▸ **INSTRUCTIONS FOR THE TASK**
All entries below need to be written out exactly, but without their pictures.

▸ **WORKING DATA**
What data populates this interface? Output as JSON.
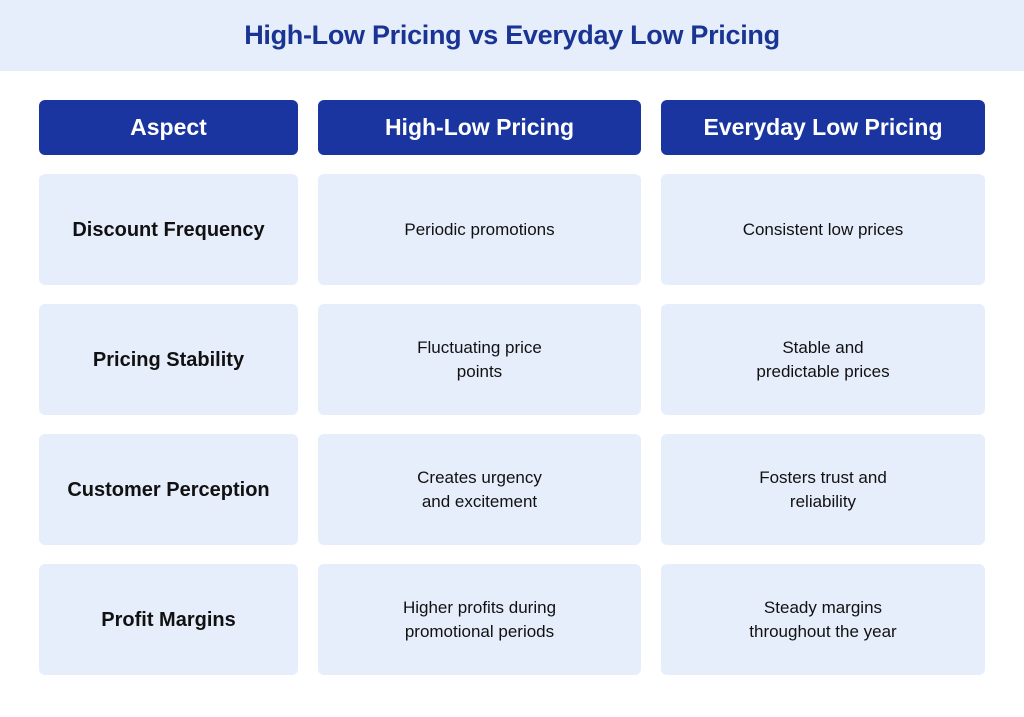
{
  "title": "High-Low Pricing vs Everyday Low Pricing",
  "headers": [
    "Aspect",
    "High-Low Pricing",
    "Everyday Low Pricing"
  ],
  "rows": [
    {
      "aspect": "Discount Frequency",
      "high_low": "Periodic promotions",
      "everyday_low": "Consistent low prices"
    },
    {
      "aspect": "Pricing Stability",
      "high_low": "Fluctuating price\npoints",
      "everyday_low": "Stable and\npredictable prices"
    },
    {
      "aspect": "Customer Perception",
      "high_low": "Creates urgency\nand excitement",
      "everyday_low": "Fosters trust and\nreliability"
    },
    {
      "aspect": "Profit Margins",
      "high_low": "Higher profits during\npromotional periods",
      "everyday_low": "Steady margins\nthroughout the year"
    }
  ],
  "colors": {
    "header_bg": "#1a35a0",
    "title_color": "#1a3494",
    "cell_bg": "#e6eefb"
  }
}
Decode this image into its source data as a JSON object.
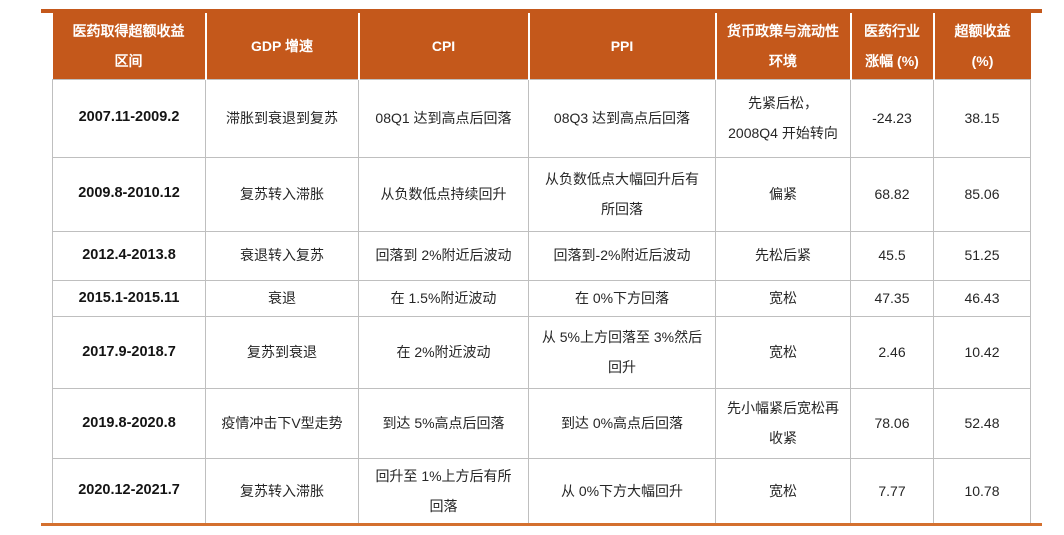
{
  "figure": {
    "kind": "data-table",
    "description_visible": ""
  },
  "colors": {
    "header_bg": "#C4581B",
    "header_text": "#FFFFFF",
    "grid_line": "#BFBFBF",
    "body_text": "#262626",
    "top_rule": "#C4581B",
    "bottom_rule": "#D4702E",
    "page_bg": "#FFFFFF"
  },
  "chart_data": {
    "type": "table",
    "columns": [
      {
        "key": "period",
        "label": "医药取得超额收益\n区间"
      },
      {
        "key": "gdp",
        "label": "GDP 增速"
      },
      {
        "key": "cpi",
        "label": "CPI"
      },
      {
        "key": "ppi",
        "label": "PPI"
      },
      {
        "key": "policy",
        "label": "货币政策与流动性\n环境"
      },
      {
        "key": "industry_gain",
        "label": "医药行业\n涨幅 (%)"
      },
      {
        "key": "excess_return",
        "label": "超额收益\n(%)"
      }
    ],
    "rows": [
      {
        "period": "2007.11-2009.2",
        "gdp": "滞胀到衰退到复苏",
        "cpi": "08Q1 达到高点后回落",
        "ppi": "08Q3 达到高点后回落",
        "policy": "先紧后松，\n2008Q4 开始转向",
        "industry_gain": "-24.23",
        "excess_return": "38.15"
      },
      {
        "period": "2009.8-2010.12",
        "gdp": "复苏转入滞胀",
        "cpi": "从负数低点持续回升",
        "ppi": "从负数低点大幅回升后有\n所回落",
        "policy": "偏紧",
        "industry_gain": "68.82",
        "excess_return": "85.06"
      },
      {
        "period": "2012.4-2013.8",
        "gdp": "衰退转入复苏",
        "cpi": "回落到 2%附近后波动",
        "ppi": "回落到-2%附近后波动",
        "policy": "先松后紧",
        "industry_gain": "45.5",
        "excess_return": "51.25"
      },
      {
        "period": "2015.1-2015.11",
        "gdp": "衰退",
        "cpi": "在 1.5%附近波动",
        "ppi": "在 0%下方回落",
        "policy": "宽松",
        "industry_gain": "47.35",
        "excess_return": "46.43"
      },
      {
        "period": "2017.9-2018.7",
        "gdp": "复苏到衰退",
        "cpi": "在 2%附近波动",
        "ppi": "从 5%上方回落至 3%然后\n回升",
        "policy": "宽松",
        "industry_gain": "2.46",
        "excess_return": "10.42"
      },
      {
        "period": "2019.8-2020.8",
        "gdp": "疫情冲击下V型走势",
        "cpi": "到达 5%高点后回落",
        "ppi": "到达 0%高点后回落",
        "policy": "先小幅紧后宽松再\n收紧",
        "industry_gain": "78.06",
        "excess_return": "52.48"
      },
      {
        "period": "2020.12-2021.7",
        "gdp": "复苏转入滞胀",
        "cpi": "回升至 1%上方后有所\n回落",
        "ppi": "从 0%下方大幅回升",
        "policy": "宽松",
        "industry_gain": "7.77",
        "excess_return": "10.78"
      }
    ]
  }
}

▸ **FULL SOLUTION**
What data populates this interface? Output as JSON.
{
  "title": "High-Low Pricing vs Everyday Low Pricing",
  "headers": [
    "Aspect",
    "High-Low Pricing",
    "Everyday Low Pricing"
  ],
  "rows": [
    {
      "aspect": "Discount Frequency",
      "high_low": "Periodic promotions",
      "everyday_low": "Consistent low prices"
    },
    {
      "aspect": "Pricing Stability",
      "high_low": "Fluctuating price\npoints",
      "everyday_low": "Stable and\npredictable prices"
    },
    {
      "aspect": "Customer Perception",
      "high_low": "Creates urgency\nand excitement",
      "everyday_low": "Fosters trust and\nreliability"
    },
    {
      "aspect": "Profit Margins",
      "high_low": "Higher profits during\npromotional periods",
      "everyday_low": "Steady margins\nthroughout the year"
    }
  ],
  "colors": {
    "header_bg": "#1a35a0",
    "title_color": "#1a3494",
    "cell_bg": "#e6eefb"
  }
}
Decode this image into its source data as a JSON object.
{
  "figure": {
    "kind": "data-table",
    "description_visible": ""
  },
  "colors": {
    "header_bg": "#C4581B",
    "header_text": "#FFFFFF",
    "grid_line": "#BFBFBF",
    "body_text": "#262626",
    "top_rule": "#C4581B",
    "bottom_rule": "#D4702E",
    "page_bg": "#FFFFFF"
  },
  "chart_data": {
    "type": "table",
    "columns": [
      {
        "key": "period",
        "label": "医药取得超额收益\n区间"
      },
      {
        "key": "gdp",
        "label": "GDP 增速"
      },
      {
        "key": "cpi",
        "label": "CPI"
      },
      {
        "key": "ppi",
        "label": "PPI"
      },
      {
        "key": "policy",
        "label": "货币政策与流动性\n环境"
      },
      {
        "key": "industry_gain",
        "label": "医药行业\n涨幅 (%)"
      },
      {
        "key": "excess_return",
        "label": "超额收益\n(%)"
      }
    ],
    "rows": [
      {
        "period": "2007.11-2009.2",
        "gdp": "滞胀到衰退到复苏",
        "cpi": "08Q1 达到高点后回落",
        "ppi": "08Q3 达到高点后回落",
        "policy": "先紧后松，\n2008Q4 开始转向",
        "industry_gain": "-24.23",
        "excess_return": "38.15"
      },
      {
        "period": "2009.8-2010.12",
        "gdp": "复苏转入滞胀",
        "cpi": "从负数低点持续回升",
        "ppi": "从负数低点大幅回升后有\n所回落",
        "policy": "偏紧",
        "industry_gain": "68.82",
        "excess_return": "85.06"
      },
      {
        "period": "2012.4-2013.8",
        "gdp": "衰退转入复苏",
        "cpi": "回落到 2%附近后波动",
        "ppi": "回落到-2%附近后波动",
        "policy": "先松后紧",
        "industry_gain": "45.5",
        "excess_return": "51.25"
      },
      {
        "period": "2015.1-2015.11",
        "gdp": "衰退",
        "cpi": "在 1.5%附近波动",
        "ppi": "在 0%下方回落",
        "policy": "宽松",
        "industry_gain": "47.35",
        "excess_return": "46.43"
      },
      {
        "period": "2017.9-2018.7",
        "gdp": "复苏到衰退",
        "cpi": "在 2%附近波动",
        "ppi": "从 5%上方回落至 3%然后\n回升",
        "policy": "宽松",
        "industry_gain": "2.46",
        "excess_return": "10.42"
      },
      {
        "period": "2019.8-2020.8",
        "gdp": "疫情冲击下V型走势",
        "cpi": "到达 5%高点后回落",
        "ppi": "到达 0%高点后回落",
        "policy": "先小幅紧后宽松再\n收紧",
        "industry_gain": "78.06",
        "excess_return": "52.48"
      },
      {
        "period": "2020.12-2021.7",
        "gdp": "复苏转入滞胀",
        "cpi": "回升至 1%上方后有所\n回落",
        "ppi": "从 0%下方大幅回升",
        "policy": "宽松",
        "industry_gain": "7.77",
        "excess_return": "10.78"
      }
    ]
  }
}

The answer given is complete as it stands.